__Data to use__
-=-=-=-=-
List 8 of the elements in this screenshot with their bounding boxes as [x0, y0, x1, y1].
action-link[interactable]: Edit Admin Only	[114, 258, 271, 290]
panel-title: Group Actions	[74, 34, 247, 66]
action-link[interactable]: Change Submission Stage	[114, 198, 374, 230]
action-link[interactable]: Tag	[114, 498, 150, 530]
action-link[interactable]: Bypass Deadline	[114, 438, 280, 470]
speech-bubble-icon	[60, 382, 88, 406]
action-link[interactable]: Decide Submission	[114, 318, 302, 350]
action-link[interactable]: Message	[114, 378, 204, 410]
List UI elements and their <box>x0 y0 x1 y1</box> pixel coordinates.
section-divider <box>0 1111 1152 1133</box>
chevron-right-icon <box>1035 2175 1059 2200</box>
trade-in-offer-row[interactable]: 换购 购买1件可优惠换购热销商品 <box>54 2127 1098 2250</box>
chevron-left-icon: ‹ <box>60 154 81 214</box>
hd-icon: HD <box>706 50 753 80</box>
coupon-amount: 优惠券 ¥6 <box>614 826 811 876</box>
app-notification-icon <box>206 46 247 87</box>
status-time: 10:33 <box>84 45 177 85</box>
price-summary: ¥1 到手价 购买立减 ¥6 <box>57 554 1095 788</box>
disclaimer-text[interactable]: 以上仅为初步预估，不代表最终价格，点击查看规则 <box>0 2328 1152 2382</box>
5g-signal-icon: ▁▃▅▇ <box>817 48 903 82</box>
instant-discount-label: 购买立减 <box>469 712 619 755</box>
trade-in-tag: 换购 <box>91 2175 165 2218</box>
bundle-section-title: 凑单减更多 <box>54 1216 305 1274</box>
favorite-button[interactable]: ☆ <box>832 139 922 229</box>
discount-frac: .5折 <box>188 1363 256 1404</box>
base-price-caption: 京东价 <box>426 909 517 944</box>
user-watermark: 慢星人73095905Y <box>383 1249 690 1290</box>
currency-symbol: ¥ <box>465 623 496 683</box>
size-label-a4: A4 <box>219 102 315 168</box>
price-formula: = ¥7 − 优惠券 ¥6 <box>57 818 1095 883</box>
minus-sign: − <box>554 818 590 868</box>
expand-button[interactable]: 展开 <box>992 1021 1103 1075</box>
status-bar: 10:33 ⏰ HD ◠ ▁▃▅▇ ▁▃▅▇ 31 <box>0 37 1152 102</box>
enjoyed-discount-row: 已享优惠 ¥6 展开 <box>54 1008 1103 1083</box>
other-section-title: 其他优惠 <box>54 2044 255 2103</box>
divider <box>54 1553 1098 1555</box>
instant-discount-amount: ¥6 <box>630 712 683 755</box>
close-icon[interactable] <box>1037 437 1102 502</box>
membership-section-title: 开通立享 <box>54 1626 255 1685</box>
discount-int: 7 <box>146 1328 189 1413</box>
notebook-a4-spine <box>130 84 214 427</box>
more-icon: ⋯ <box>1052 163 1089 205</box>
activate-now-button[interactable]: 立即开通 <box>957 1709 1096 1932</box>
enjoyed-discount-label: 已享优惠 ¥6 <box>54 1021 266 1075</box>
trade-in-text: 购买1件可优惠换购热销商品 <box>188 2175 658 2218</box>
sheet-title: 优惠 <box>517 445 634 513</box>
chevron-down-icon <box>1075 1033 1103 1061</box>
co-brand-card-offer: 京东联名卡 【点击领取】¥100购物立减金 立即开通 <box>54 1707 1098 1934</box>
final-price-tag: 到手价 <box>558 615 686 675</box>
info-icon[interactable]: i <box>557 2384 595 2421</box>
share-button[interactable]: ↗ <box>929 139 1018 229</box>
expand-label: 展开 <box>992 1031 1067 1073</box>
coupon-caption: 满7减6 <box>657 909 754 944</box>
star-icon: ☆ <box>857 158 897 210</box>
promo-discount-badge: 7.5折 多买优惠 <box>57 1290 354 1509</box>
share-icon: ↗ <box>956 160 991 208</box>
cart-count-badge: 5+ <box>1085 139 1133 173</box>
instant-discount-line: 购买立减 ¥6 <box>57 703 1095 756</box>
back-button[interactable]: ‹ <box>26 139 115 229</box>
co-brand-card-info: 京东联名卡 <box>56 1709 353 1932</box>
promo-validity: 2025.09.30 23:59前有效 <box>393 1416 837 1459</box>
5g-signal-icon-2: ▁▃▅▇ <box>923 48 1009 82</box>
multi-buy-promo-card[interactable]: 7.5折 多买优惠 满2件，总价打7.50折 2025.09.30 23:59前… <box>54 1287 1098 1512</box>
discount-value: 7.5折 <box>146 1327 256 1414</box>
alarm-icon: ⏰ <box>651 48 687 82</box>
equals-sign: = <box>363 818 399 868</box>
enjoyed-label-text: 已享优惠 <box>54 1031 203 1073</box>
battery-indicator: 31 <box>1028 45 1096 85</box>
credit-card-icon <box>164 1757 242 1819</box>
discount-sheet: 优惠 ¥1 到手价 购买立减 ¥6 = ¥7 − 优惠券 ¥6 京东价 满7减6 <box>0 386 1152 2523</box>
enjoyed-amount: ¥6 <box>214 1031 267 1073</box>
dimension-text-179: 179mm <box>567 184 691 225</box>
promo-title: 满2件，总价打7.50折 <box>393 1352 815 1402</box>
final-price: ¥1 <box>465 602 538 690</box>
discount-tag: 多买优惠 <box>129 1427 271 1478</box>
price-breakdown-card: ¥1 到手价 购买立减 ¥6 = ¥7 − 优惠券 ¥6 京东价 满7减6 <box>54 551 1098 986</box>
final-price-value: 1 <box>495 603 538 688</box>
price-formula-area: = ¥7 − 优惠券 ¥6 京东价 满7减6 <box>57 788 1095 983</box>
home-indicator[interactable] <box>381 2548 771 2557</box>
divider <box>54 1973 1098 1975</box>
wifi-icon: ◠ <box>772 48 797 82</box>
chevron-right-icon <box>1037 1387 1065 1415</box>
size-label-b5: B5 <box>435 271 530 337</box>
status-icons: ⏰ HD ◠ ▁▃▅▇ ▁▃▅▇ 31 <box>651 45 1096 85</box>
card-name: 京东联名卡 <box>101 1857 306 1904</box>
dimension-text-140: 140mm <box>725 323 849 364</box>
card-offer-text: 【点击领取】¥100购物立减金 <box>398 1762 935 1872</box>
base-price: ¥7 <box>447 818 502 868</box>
-=-=-=-=-
__Exercise directions__
Copy the lines from the first one through the line containing "hd-icon: HD <box>706 50 753 80</box>", swapping "Submission" for "Entry" and leaving everything else as it is.

__Answer below__
List 8 of the elements in this screenshot with their bounding boxes as [x0, y0, x1, y1].
action-link[interactable]: Edit Admin Only	[114, 258, 271, 290]
panel-title: Group Actions	[74, 34, 247, 66]
action-link[interactable]: Change Entry Stage	[114, 198, 374, 230]
action-link[interactable]: Tag	[114, 498, 150, 530]
action-link[interactable]: Bypass Deadline	[114, 438, 280, 470]
speech-bubble-icon	[60, 382, 88, 406]
action-link[interactable]: Decide Entry	[114, 318, 302, 350]
action-link[interactable]: Message	[114, 378, 204, 410]
List UI elements and their <box>x0 y0 x1 y1</box> pixel coordinates.
section-divider <box>0 1111 1152 1133</box>
chevron-right-icon <box>1035 2175 1059 2200</box>
trade-in-offer-row[interactable]: 换购 购买1件可优惠换购热销商品 <box>54 2127 1098 2250</box>
chevron-left-icon: ‹ <box>60 154 81 214</box>
hd-icon: HD <box>706 50 753 80</box>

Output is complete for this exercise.